Selection:
• • • •
If there was one event that could define the extent of the climate crisis from last year, Pakistan's flood disaster would have to be top of the list. From June until at least October 2022, around 33 million people were affected as intense rainfall turned villages into swamps, bridges and roads became broken and collapsed, and millions needed to leave their homes to seek food and shelter. In August, the government declared the monsoon flooding an emergency, and Pakistan Prime Minister, Shehbaz Sharif called it "the worst in the country's history".
For British-Pakistani filmmaker, Seemab Gul, hearing that one-third of her homeland was underwater was hard to believe. Born and raised in Pakistan, Gul left for the UK when she was a teenager but would travel back often to visit family. Seeing images of people huddled on makeshift boats or carrying sacks of their belongings high on their heads in the news, left her feeling confused and distressed. Gul said the final straw for her was when she queried her friends in Europe about the floods and many were unaware it was even happening.
"A lot of other things were happening in the world in terms of news. There was the Ukraine war, the gas crisis in Europe, and lots of other international problems that meant the Pakistan floods were neglected in the news media," said Gul.
• • • •
Bounding box entries:
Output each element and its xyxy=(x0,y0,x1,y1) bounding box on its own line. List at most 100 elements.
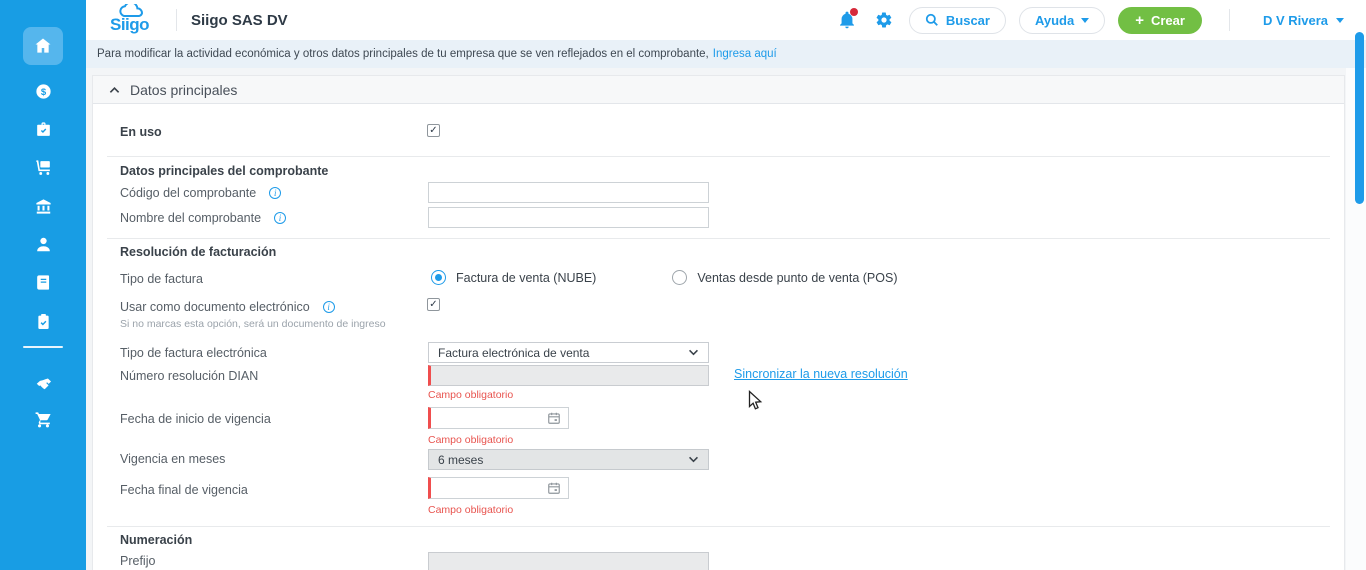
comprobante-group-title: Datos principales del comprobante xyxy=(120,164,329,178)
sidebar-item-inventory[interactable] xyxy=(0,148,86,186)
settings-button[interactable] xyxy=(872,8,896,32)
page-background: Datos principales En uso ✓ Datos princip… xyxy=(86,68,1366,570)
vigencia-select[interactable]: 6 meses xyxy=(428,449,709,470)
create-button[interactable]: + Crear xyxy=(1118,6,1202,34)
person-icon xyxy=(36,237,50,251)
nombre-label-row: Nombre del comprobante i xyxy=(120,211,287,225)
notice-bar: Para modificar la actividad económica y … xyxy=(86,40,1366,68)
sidebar-item-marketplace[interactable] xyxy=(0,400,86,438)
sidebar-item-contacts[interactable] xyxy=(0,225,86,263)
chevron-down-icon xyxy=(689,456,698,463)
info-icon[interactable]: i xyxy=(274,212,287,224)
notice-text: Para modificar la actividad económica y … xyxy=(97,48,709,60)
header-divider-2 xyxy=(1228,9,1230,31)
check-icon: ✓ xyxy=(429,299,438,310)
svg-text:$: $ xyxy=(40,87,46,98)
user-label: D V Rivera xyxy=(1262,12,1328,28)
tipo-factura-label: Tipo de factura xyxy=(120,272,203,286)
section-title: Datos principales xyxy=(130,81,238,98)
inventory-cart-icon xyxy=(35,159,50,175)
section-header-datos-principales[interactable]: Datos principales xyxy=(93,76,1344,104)
gear-icon xyxy=(876,12,892,28)
nombre-label: Nombre del comprobante xyxy=(120,211,262,225)
sidebar-item-tasks[interactable] xyxy=(0,302,86,340)
siigo-logo[interactable]: Siigo xyxy=(110,4,162,35)
codigo-label: Código del comprobante xyxy=(120,186,257,200)
company-title: Siigo SAS DV xyxy=(191,11,288,29)
divider xyxy=(107,526,1330,527)
sidebar-item-purchases[interactable] xyxy=(0,110,86,148)
sidebar-item-bank[interactable] xyxy=(0,187,86,225)
en-uso-label: En uso xyxy=(120,125,162,139)
help-label: Ayuda xyxy=(1034,12,1075,28)
calendar-icon xyxy=(548,412,560,424)
tipo-fe-label: Tipo de factura electrónica xyxy=(120,346,267,360)
codigo-input[interactable] xyxy=(428,182,709,203)
sidebar-item-home[interactable] xyxy=(23,27,63,65)
info-icon[interactable]: i xyxy=(269,187,282,199)
radio-nube-label: Factura de venta (NUBE) xyxy=(456,270,597,285)
fecha-inicio-error: Campo obligatorio xyxy=(428,434,514,446)
scrollbar-thumb[interactable] xyxy=(1355,32,1364,204)
chevron-up-icon xyxy=(109,86,120,93)
info-icon[interactable]: i xyxy=(322,301,335,313)
sidebar-item-ledger[interactable] xyxy=(0,263,86,301)
prefijo-input[interactable] xyxy=(428,552,709,570)
money-icon: $ xyxy=(35,83,51,99)
search-icon xyxy=(925,13,938,26)
doc-electronico-hint: Si no marcas esta opción, será un docume… xyxy=(120,318,386,330)
numeracion-group-title: Numeración xyxy=(120,533,193,547)
bank-icon xyxy=(35,198,51,214)
vigencia-label: Vigencia en meses xyxy=(120,452,226,466)
notifications-button[interactable] xyxy=(835,8,859,32)
briefcase-check-icon xyxy=(36,121,50,136)
dian-error: Campo obligatorio xyxy=(428,389,514,401)
plus-icon: + xyxy=(1135,11,1144,29)
sidebar-item-alliances[interactable] xyxy=(0,365,86,403)
tipo-factura-radio-group: Factura de venta (NUBE) Ventas desde pun… xyxy=(431,270,897,285)
dian-label: Número resolución DIAN xyxy=(120,369,259,383)
check-icon: ✓ xyxy=(429,125,438,136)
doc-electronico-checkbox[interactable]: ✓ xyxy=(427,298,440,311)
tipo-fe-value: Factura electrónica de venta xyxy=(438,345,590,360)
chevron-down-icon xyxy=(689,349,698,356)
sidebar-item-sales[interactable]: $ xyxy=(0,72,86,110)
doc-electronico-label-row: Usar como documento electrónico i xyxy=(120,300,335,314)
radio-factura-nube[interactable] xyxy=(431,270,446,285)
logo-text: Siigo xyxy=(110,15,150,34)
user-menu[interactable]: D V Rivera xyxy=(1257,13,1350,28)
fecha-final-label: Fecha final de vigencia xyxy=(120,483,248,497)
fecha-final-input[interactable] xyxy=(428,477,569,499)
doc-electronico-label: Usar como documento electrónico xyxy=(120,300,310,314)
header-actions: Buscar Ayuda + Crear D V Rivera xyxy=(835,6,1366,34)
search-button[interactable]: Buscar xyxy=(908,6,1006,34)
codigo-label-row: Código del comprobante i xyxy=(120,186,282,200)
vigencia-value: 6 meses xyxy=(438,452,484,467)
notice-link[interactable]: Ingresa aquí xyxy=(713,48,777,60)
shopping-cart-icon xyxy=(35,411,51,427)
sync-resolution-link[interactable]: Sincronizar la nueva resolución xyxy=(734,367,908,381)
tipo-fe-select[interactable]: Factura electrónica de venta xyxy=(428,342,709,363)
fecha-inicio-input[interactable] xyxy=(428,407,569,429)
en-uso-checkbox[interactable]: ✓ xyxy=(427,124,440,137)
fecha-inicio-label: Fecha de inicio de vigencia xyxy=(120,412,271,426)
ledger-icon xyxy=(36,274,49,290)
siigo-app: $ Siigo Siigo SAS DV Buscar Ayuda + Crea… xyxy=(0,0,1366,570)
nombre-input[interactable] xyxy=(428,207,709,228)
divider xyxy=(107,238,1330,239)
sidebar-divider xyxy=(23,346,63,348)
radio-ventas-pos[interactable] xyxy=(672,270,688,285)
help-button[interactable]: Ayuda xyxy=(1018,6,1106,34)
datos-principales-panel: Datos principales En uso ✓ Datos princip… xyxy=(92,75,1345,570)
resolucion-group-title: Resolución de facturación xyxy=(120,245,277,259)
chevron-down-icon xyxy=(1336,17,1344,23)
notification-dot xyxy=(849,8,858,16)
create-label: Crear xyxy=(1150,12,1185,28)
header-divider xyxy=(176,9,177,31)
home-icon xyxy=(35,38,51,53)
sidebar: $ xyxy=(0,0,86,570)
calendar-icon xyxy=(548,482,560,494)
top-header: Siigo Siigo SAS DV Buscar Ayuda + Crear xyxy=(86,0,1366,40)
divider xyxy=(107,156,1330,157)
dian-input[interactable] xyxy=(428,365,709,386)
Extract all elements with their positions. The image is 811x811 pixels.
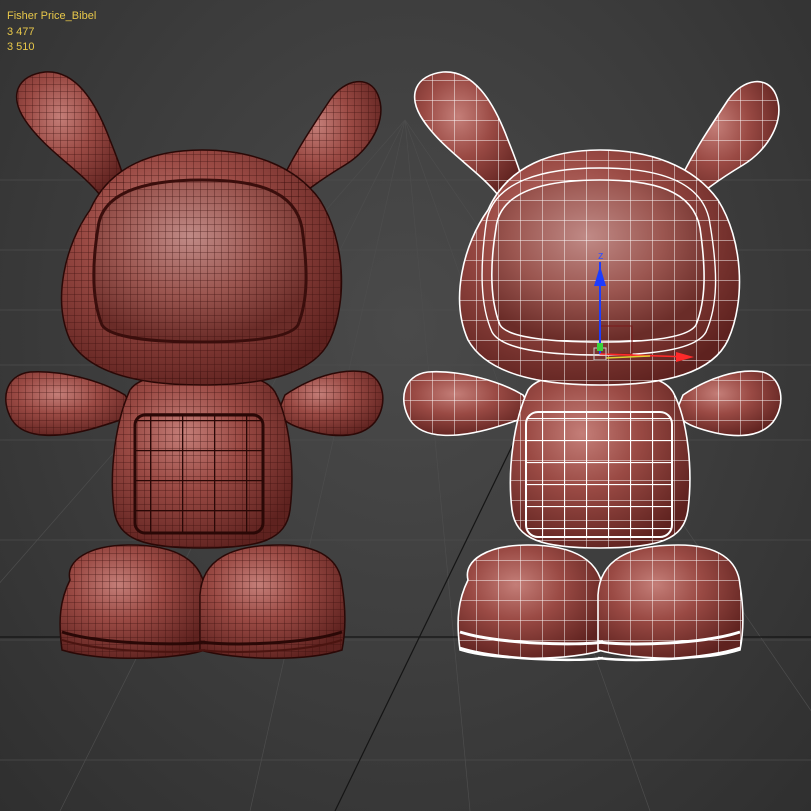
dense-mesh-figure: [5, 71, 384, 660]
scene-models: z: [5, 71, 782, 662]
gizmo-y-handle: [597, 343, 603, 351]
vertex-count: 3 510: [7, 41, 35, 53]
chest-panel-cage: [525, 411, 673, 538]
polygon-count: 3 477: [7, 25, 35, 38]
cage-mesh-figure: [402, 71, 782, 662]
object-name: Fisher Price_Bibel: [7, 10, 97, 22]
gizmo-z-label: z: [598, 250, 604, 262]
chest-panel-dense: [133, 413, 265, 535]
3d-viewport[interactable]: z Fisher Price_Bibel 3 477 3 510: [0, 0, 811, 811]
viewport-stats: Fisher Price_Bibel 3 477 3 510: [7, 9, 96, 56]
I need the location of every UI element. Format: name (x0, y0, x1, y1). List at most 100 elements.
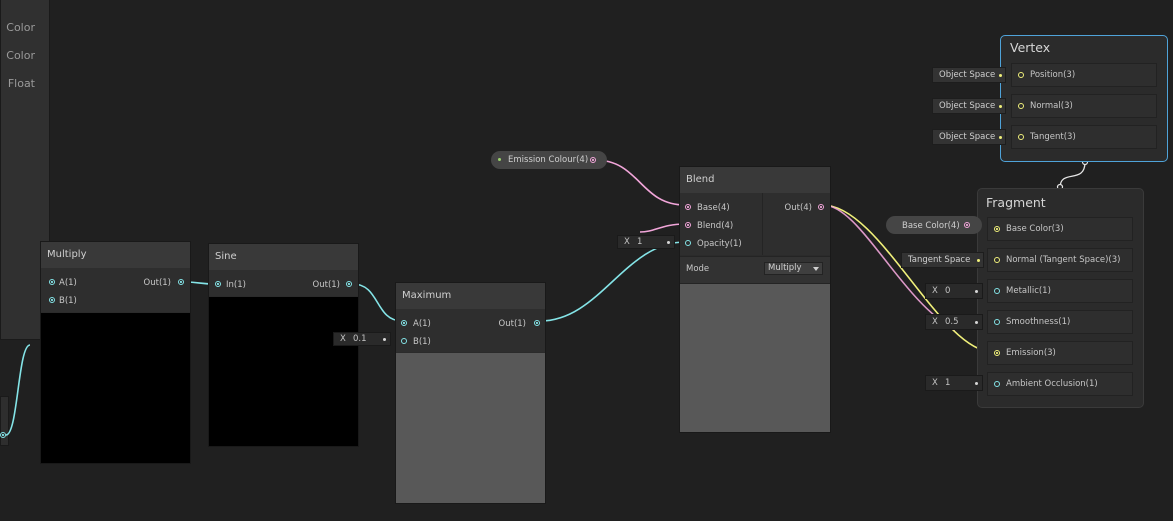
• • • •
Problems to work on:
a) Using the article on Pakistan's floods, decide whether each statement agrees with it: (i) Seemab Gul left Pakistan for the UK as a teenager. (ii) The government declared the monsoon flooding an emergency in October. (iii) Around 33 million people were affected by the floods. For each, answer yes or no and quote the deciding words.
b) According to Gul in the article on Pakistan's floods, why were the floods neglected in the news media? Answer in one to three sentences.
c) Continue the article on Pakistan's floods, picking up after its final sentence.

Responses by task:
a) (i) Yes: "Gul left for the UK when she was a teenager". (ii) No: "In August, the government declared the monsoon flooding an emergency". (iii) Yes: "around 33 million people were affected".

b) Gul says a lot of other things were happening in world news at the time. The Ukraine war, the gas crisis in Europe and many other international problems drew attention away from the floods.

c)
As an award-winning filmmaker she was armed with a desire to learn more about the floods. In November, Gul returned to Pakistan to share the stories of those on the frontlines of the climate crisis, around a month after the floods and monsoonal rains had officially ended but the water in many places had yet to recede.
Gul knew this was not the first environmental crisis to visit Pakistan - in 2010 catastrophic floods left almost 2,000 dead – and would not be the last. She knew that the best science available was saying that the flood disaster had been exacerbated by climate change, and things were only going to get worse unless urgent steps were taken to dramatically rein in the burning of fossil fuels. But what did the people who were suffering this crisis first-hand think and feel about this most epic of tragedies?
"In Balochistan [one of the hardest hit areas in the south], we went to a shanty town and started speaking to children who were playing in standing water that had mosquitoes on it, but they were fishing in it. It was shocking," she said. "They invited us to their houses and wanted to show us the water that was still standing in their backyards."
The filmmaker heard tales of homes being swept away and children drowned in riverbanks. But Gul added that much of the tragedy goes unseen.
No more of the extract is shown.